Stated problem — Go through the listing beneath this task and return every line that carries the string "bottom".

Figure record listings
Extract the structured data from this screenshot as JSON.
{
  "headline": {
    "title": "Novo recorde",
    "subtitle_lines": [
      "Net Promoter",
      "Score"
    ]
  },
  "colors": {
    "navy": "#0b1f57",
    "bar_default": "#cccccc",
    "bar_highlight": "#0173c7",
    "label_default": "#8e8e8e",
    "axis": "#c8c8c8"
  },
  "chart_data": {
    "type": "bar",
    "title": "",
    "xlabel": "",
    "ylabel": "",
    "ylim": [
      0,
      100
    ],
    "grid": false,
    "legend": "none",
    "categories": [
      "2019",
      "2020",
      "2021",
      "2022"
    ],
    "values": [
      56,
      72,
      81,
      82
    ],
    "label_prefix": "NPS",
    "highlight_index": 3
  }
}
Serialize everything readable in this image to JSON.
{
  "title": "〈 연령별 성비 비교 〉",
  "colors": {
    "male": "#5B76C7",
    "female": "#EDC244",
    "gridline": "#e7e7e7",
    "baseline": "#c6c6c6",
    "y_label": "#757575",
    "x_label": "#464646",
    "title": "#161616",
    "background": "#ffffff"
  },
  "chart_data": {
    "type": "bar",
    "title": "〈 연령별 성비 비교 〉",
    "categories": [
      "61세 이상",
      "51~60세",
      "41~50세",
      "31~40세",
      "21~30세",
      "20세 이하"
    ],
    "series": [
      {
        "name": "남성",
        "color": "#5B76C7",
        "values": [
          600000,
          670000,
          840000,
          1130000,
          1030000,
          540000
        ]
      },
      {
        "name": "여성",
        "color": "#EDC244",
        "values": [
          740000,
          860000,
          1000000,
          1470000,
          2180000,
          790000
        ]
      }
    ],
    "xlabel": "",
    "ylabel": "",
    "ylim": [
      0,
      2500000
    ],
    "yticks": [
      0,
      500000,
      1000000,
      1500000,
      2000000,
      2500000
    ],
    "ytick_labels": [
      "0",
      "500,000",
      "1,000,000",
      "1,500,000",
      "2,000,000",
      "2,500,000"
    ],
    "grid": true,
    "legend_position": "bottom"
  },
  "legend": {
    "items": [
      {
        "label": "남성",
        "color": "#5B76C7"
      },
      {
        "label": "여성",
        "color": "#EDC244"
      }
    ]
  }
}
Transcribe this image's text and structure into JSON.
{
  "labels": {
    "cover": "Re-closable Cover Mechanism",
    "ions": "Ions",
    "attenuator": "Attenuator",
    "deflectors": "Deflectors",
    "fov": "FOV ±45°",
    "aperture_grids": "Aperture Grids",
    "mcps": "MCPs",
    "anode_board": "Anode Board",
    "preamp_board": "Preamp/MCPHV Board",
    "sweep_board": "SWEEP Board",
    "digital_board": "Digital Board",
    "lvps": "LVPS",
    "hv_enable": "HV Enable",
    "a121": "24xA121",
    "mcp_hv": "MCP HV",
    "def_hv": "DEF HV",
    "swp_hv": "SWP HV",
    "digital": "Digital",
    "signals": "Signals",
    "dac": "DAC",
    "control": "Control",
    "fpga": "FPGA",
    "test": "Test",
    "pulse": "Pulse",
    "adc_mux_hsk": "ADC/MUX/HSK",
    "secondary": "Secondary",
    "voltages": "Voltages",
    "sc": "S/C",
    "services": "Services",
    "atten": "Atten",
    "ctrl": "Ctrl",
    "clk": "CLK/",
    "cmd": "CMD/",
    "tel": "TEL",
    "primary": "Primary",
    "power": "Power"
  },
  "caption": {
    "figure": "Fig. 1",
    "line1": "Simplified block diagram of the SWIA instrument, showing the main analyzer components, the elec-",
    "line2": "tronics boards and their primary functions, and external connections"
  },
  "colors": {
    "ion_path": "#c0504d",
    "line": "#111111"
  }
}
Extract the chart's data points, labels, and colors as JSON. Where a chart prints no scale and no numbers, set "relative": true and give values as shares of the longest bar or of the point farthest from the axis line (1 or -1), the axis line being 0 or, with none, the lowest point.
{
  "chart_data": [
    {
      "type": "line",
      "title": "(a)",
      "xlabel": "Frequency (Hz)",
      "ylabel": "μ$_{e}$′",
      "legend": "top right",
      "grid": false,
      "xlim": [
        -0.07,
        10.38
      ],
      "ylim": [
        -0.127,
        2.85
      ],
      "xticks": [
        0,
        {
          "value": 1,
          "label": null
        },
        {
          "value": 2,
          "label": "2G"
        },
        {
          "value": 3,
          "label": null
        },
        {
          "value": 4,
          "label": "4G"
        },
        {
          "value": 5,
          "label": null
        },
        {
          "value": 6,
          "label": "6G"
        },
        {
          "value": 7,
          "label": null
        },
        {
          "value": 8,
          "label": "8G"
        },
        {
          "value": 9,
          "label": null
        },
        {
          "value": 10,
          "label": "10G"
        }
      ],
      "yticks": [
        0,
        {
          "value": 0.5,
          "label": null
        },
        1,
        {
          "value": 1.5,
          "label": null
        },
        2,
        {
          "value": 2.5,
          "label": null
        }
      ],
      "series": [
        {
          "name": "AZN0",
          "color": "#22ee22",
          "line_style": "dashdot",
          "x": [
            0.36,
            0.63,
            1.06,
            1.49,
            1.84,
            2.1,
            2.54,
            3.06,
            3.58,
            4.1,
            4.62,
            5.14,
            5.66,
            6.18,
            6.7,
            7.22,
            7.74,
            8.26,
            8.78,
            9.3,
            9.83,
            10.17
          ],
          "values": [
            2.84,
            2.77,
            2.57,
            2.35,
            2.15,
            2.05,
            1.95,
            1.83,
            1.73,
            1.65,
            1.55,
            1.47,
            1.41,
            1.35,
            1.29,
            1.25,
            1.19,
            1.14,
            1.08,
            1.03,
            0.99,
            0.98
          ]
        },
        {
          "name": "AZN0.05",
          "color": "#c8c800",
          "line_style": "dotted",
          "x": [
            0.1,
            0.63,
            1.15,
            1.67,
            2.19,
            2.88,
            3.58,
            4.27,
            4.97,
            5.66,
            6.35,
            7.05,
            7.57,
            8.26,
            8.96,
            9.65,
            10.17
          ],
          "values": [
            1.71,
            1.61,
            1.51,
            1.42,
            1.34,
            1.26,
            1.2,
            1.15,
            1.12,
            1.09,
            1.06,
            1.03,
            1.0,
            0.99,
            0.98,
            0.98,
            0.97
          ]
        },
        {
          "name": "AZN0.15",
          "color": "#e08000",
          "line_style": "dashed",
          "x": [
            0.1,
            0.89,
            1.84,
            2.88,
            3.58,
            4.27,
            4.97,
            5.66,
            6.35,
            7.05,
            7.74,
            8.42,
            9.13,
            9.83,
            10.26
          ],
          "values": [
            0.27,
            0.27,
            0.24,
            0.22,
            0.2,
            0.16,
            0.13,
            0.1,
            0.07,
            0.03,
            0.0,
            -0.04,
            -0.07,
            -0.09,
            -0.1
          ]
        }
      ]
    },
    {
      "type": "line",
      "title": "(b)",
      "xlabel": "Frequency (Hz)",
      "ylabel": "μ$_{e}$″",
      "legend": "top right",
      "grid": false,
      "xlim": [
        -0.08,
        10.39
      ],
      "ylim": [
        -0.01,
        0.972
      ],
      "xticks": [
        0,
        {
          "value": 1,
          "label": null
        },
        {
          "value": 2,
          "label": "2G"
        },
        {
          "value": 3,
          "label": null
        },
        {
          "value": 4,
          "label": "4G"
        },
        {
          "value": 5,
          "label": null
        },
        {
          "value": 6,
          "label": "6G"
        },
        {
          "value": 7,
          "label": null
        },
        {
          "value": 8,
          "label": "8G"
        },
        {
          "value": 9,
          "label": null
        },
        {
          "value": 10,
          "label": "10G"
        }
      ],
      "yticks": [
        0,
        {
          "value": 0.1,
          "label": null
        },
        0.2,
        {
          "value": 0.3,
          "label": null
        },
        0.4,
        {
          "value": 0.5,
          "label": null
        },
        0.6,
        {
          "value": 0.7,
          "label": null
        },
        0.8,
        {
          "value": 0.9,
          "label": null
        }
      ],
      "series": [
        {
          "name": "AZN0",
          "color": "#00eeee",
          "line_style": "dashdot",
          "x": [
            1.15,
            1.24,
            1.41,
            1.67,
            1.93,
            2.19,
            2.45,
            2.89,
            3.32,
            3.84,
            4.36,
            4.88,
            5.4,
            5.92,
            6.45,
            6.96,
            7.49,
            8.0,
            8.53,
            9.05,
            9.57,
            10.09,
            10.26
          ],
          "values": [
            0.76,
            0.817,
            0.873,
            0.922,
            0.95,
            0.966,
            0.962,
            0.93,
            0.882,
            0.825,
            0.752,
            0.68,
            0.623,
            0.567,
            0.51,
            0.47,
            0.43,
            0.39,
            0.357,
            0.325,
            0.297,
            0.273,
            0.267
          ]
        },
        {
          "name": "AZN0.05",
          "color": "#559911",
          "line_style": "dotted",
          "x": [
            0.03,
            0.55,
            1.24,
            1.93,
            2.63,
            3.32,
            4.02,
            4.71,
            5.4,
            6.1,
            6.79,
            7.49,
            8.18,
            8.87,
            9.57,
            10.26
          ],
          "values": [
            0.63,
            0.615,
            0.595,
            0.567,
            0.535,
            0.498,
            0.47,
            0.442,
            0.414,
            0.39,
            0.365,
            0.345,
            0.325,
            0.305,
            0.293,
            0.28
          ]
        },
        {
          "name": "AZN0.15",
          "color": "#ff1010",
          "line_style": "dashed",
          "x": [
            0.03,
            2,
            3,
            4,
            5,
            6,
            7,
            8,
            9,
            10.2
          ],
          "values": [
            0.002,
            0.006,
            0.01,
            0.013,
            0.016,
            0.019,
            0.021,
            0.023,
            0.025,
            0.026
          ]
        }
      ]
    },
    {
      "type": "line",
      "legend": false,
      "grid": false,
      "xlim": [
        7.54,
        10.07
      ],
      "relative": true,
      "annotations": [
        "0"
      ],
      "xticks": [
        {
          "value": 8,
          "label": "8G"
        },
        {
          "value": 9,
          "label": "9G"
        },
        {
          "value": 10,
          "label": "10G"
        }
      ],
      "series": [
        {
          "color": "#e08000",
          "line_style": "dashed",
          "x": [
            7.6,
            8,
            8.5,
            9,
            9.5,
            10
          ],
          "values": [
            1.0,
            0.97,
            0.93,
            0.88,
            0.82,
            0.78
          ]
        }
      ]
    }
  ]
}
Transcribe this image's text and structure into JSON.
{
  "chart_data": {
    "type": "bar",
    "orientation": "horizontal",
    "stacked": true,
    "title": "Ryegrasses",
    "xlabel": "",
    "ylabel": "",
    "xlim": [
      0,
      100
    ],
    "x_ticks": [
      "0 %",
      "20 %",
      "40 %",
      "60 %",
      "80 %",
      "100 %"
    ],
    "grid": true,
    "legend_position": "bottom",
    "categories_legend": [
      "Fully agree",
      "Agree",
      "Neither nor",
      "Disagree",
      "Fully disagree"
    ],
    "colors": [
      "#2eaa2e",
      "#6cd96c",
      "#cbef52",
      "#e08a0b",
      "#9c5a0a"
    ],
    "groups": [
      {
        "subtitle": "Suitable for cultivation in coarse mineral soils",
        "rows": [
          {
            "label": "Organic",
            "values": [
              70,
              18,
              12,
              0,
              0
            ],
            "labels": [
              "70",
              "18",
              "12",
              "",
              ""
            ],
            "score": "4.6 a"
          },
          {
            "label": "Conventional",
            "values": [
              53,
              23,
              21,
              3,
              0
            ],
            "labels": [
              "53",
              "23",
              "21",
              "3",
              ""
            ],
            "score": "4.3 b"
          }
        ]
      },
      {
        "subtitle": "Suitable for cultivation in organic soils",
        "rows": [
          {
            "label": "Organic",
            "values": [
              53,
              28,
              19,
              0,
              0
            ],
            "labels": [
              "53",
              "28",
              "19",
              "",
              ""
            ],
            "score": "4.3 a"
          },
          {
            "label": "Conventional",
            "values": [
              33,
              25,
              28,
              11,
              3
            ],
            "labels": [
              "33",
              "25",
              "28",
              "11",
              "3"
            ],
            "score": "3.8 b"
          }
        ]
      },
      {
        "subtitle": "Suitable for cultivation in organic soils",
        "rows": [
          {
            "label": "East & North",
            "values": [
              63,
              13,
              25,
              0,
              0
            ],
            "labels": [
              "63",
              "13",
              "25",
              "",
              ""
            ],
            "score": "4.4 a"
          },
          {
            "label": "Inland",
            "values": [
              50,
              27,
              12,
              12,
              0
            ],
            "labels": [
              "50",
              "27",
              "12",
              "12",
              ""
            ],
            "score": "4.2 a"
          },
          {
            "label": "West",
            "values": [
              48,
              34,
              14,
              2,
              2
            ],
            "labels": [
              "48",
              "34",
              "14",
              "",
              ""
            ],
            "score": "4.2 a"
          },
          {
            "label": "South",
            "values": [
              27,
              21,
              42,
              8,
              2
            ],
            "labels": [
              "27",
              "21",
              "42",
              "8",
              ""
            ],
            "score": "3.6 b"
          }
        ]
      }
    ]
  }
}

Output of the exercise —
    "legend_position": "bottom"
    "legend_position": "bottom",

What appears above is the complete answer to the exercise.